» **Given exercise**
Write out the whole of the material exactly.

» **Saved data entries**
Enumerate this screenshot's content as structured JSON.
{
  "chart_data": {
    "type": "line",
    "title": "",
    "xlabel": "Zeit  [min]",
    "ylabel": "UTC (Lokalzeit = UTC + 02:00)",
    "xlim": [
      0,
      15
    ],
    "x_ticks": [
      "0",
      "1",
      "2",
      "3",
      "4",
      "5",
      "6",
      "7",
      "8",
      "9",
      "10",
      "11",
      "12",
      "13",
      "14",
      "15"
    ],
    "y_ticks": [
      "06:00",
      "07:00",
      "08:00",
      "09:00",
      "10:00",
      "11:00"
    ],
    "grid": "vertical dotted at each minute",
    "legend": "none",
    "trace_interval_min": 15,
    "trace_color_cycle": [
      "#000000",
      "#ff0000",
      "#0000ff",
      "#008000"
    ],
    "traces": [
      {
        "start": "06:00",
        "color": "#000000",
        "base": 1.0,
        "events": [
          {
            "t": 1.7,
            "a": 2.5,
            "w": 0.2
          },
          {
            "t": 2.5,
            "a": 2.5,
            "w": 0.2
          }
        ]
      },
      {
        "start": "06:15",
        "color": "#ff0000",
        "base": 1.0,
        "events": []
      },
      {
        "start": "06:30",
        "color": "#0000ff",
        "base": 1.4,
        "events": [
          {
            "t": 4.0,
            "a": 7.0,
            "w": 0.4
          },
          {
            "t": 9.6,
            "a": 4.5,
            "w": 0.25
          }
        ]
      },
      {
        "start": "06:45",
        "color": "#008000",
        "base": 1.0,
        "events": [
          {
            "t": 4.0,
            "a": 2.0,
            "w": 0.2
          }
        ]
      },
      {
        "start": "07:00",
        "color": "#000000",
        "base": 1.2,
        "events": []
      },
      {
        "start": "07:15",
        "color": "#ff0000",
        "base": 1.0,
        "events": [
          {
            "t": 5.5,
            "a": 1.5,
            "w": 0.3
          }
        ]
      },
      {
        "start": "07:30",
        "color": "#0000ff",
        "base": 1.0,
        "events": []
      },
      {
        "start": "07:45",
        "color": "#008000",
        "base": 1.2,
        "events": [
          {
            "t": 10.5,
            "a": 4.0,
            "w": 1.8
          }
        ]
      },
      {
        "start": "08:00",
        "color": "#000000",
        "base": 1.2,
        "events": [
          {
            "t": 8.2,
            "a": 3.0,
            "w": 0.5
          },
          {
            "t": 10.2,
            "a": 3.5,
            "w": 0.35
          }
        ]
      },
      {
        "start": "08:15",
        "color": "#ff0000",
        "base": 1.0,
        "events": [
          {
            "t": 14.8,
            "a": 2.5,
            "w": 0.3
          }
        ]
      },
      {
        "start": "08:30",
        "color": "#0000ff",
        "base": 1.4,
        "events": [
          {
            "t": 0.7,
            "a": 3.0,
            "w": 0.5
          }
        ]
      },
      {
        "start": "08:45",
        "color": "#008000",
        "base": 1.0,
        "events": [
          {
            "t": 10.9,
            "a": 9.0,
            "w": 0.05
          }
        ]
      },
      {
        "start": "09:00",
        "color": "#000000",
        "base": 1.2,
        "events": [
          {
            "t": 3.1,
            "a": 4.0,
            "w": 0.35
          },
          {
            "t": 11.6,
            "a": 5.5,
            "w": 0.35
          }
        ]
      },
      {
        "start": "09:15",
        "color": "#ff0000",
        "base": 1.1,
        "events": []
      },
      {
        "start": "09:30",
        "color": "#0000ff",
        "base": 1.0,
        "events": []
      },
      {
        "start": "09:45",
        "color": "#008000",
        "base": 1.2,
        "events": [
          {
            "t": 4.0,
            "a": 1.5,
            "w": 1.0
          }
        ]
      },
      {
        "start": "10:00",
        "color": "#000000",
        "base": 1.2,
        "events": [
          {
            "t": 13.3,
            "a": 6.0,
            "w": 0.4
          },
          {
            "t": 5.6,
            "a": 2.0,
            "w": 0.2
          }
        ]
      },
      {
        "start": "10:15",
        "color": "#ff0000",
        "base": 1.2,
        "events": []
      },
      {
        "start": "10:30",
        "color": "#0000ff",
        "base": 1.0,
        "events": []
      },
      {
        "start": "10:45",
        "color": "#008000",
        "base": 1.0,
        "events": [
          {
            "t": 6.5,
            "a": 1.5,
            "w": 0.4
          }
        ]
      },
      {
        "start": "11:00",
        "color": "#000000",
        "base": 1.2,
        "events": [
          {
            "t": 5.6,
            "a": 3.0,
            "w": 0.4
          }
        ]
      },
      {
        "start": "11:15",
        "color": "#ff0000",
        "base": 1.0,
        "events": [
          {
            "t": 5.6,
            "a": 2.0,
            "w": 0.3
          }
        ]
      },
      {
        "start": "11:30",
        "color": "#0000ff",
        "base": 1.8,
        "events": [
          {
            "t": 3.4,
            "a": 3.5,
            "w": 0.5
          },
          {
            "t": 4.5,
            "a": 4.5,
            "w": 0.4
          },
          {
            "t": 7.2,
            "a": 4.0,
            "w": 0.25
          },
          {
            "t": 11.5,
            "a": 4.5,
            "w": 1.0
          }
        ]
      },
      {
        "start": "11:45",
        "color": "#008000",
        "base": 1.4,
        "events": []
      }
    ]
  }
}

» **Result of this task**
Enumerate this screenshot's content as structured JSON.
{
  "chart_data": {
    "type": "line",
    "title": "",
    "xlabel": "Zeit  [min]",
    "ylabel": "UTC (Lokalzeit = UTC + 02:00)",
    "xlim": [
      0,
      15
    ],
    "x_ticks": [
      "0",
      "1",
      "2",
      "3",
      "4",
      "5",
      "6",
      "7",
      "8",
      "9",
      "10",
      "11",
      "12",
      "13",
      "14",
      "15"
    ],
    "y_ticks": [
      "06:00",
      "07:00",
      "08:00",
      "09:00",
      "10:00",
      "11:00"
    ],
    "grid": "vertical dotted at each minute",
    "legend": "none",
    "trace_interval_min": 15,
    "trace_color_cycle": [
      "#000000",
      "#ff0000",
      "#0000ff",
      "#008000"
    ],
    "traces": [
      {
        "start": "06:00",
        "color": "#000000",
        "base": 1.0,
        "events": [
          {
            "t": 1.7,
            "a": 2.5,
            "w": 0.2
          },
          {
            "t": 2.5,
            "a": 2.5,
            "w": 0.2
          }
        ]
      },
      {
        "start": "06:15",
        "color": "#ff0000",
        "base": 1.0,
        "events": []
      },
      {
        "start": "06:30",
        "color": "#0000ff",
        "base": 1.4,
        "events": [
          {
            "t": 4.0,
            "a": 7.0,
            "w": 0.4
          },
          {
            "t": 9.6,
            "a": 4.5,
            "w": 0.25
          }
        ]
      },
      {
        "start": "06:45",
        "color": "#008000",
        "base": 1.0,
        "events": [
          {
            "t": 4.0,
            "a": 2.0,
            "w": 0.2
          }
        ]
      },
      {
        "start": "07:00",
        "color": "#000000",
        "base": 1.2,
        "events": []
      },
      {
        "start": "07:15",
        "color": "#ff0000",
        "base": 1.0,
        "events": [
          {
            "t": 5.5,
            "a": 1.5,
            "w": 0.3
          }
        ]
      },
      {
        "start": "07:30",
        "color": "#0000ff",
        "base": 1.0,
        "events": []
      },
      {
        "start": "07:45",
        "color": "#008000",
        "base": 1.2,
        "events": [
          {
            "t": 10.5,
            "a": 4.0,
            "w": 1.8
          }
        ]
      },
      {
        "start": "08:00",
        "color": "#000000",
        "base": 1.2,
        "events": [
          {
            "t": 8.2,
            "a": 3.0,
            "w": 0.5
          },
          {
            "t": 10.2,
            "a": 3.5,
            "w": 0.35
          }
        ]
      },
      {
        "start": "08:15",
        "color": "#ff0000",
        "base": 1.0,
        "events": [
          {
            "t": 14.8,
            "a": 2.5,
            "w": 0.3
          }
        ]
      },
      {
        "start": "08:30",
        "color": "#0000ff",
        "base": 1.4,
        "events": [
          {
            "t": 0.7,
            "a": 3.0,
            "w": 0.5
          }
        ]
      },
      {
        "start": "08:45",
        "color": "#008000",
        "base": 1.0,
        "events": [
          {
            "t": 10.9,
            "a": 9.0,
            "w": 0.05
          }
        ]
      },
      {
        "start": "09:00",
        "color": "#000000",
        "base": 1.2,
        "events": [
          {
            "t": 3.1,
            "a": 4.0,
            "w": 0.35
          },
          {
            "t": 11.6,
            "a": 5.5,
            "w": 0.35
          }
        ]
      },
      {
        "start": "09:15",
        "color": "#ff0000",
        "base": 1.1,
        "events": []
      },
      {
        "start": "09:30",
        "color": "#0000ff",
        "base": 1.0,
        "events": []
      },
      {
        "start": "09:45",
        "color": "#008000",
        "base": 1.2,
        "events": [
          {
            "t": 4.0,
            "a": 1.5,
            "w": 1.0
          }
        ]
      },
      {
        "start": "10:00",
        "color": "#000000",
        "base": 1.2,
        "events": [
          {
            "t": 13.3,
            "a": 6.0,
            "w": 0.4
          },
          {
            "t": 5.6,
            "a": 2.0,
            "w": 0.2
          }
        ]
      },
      {
        "start": "10:15",
        "color": "#ff0000",
        "base": 1.2,
        "events": []
      },
      {
        "start": "10:30",
        "color": "#0000ff",
        "base": 1.0,
        "events": []
      },
      {
        "start": "10:45",
        "color": "#008000",
        "base": 1.0,
        "events": [
          {
            "t": 6.5,
            "a": 1.5,
            "w": 0.4
          }
        ]
      },
      {
        "start": "11:00",
        "color": "#000000",
        "base": 1.2,
        "events": [
          {
            "t": 5.6,
            "a": 3.0,
            "w": 0.4
          }
        ]
      },
      {
        "start": "11:15",
        "color": "#ff0000",
        "base": 1.0,
        "events": [
          {
            "t": 5.6,
            "a": 2.0,
            "w": 0.3
          }
        ]
      },
      {
        "start": "11:30",
        "color": "#0000ff",
        "base": 1.8,
        "events": [
          {
            "t": 3.4,
            "a": 3.5,
            "w": 0.5
          },
          {
            "t": 4.5,
            "a": 4.5,
            "w": 0.4
          },
          {
            "t": 7.2,
            "a": 4.0,
            "w": 0.25
          },
          {
            "t": 11.5,
            "a": 4.5,
            "w": 1.0
          }
        ]
      },
      {
        "start": "11:45",
        "color": "#008000",
        "base": 1.4,
        "events": []
      }
    ]
  }
}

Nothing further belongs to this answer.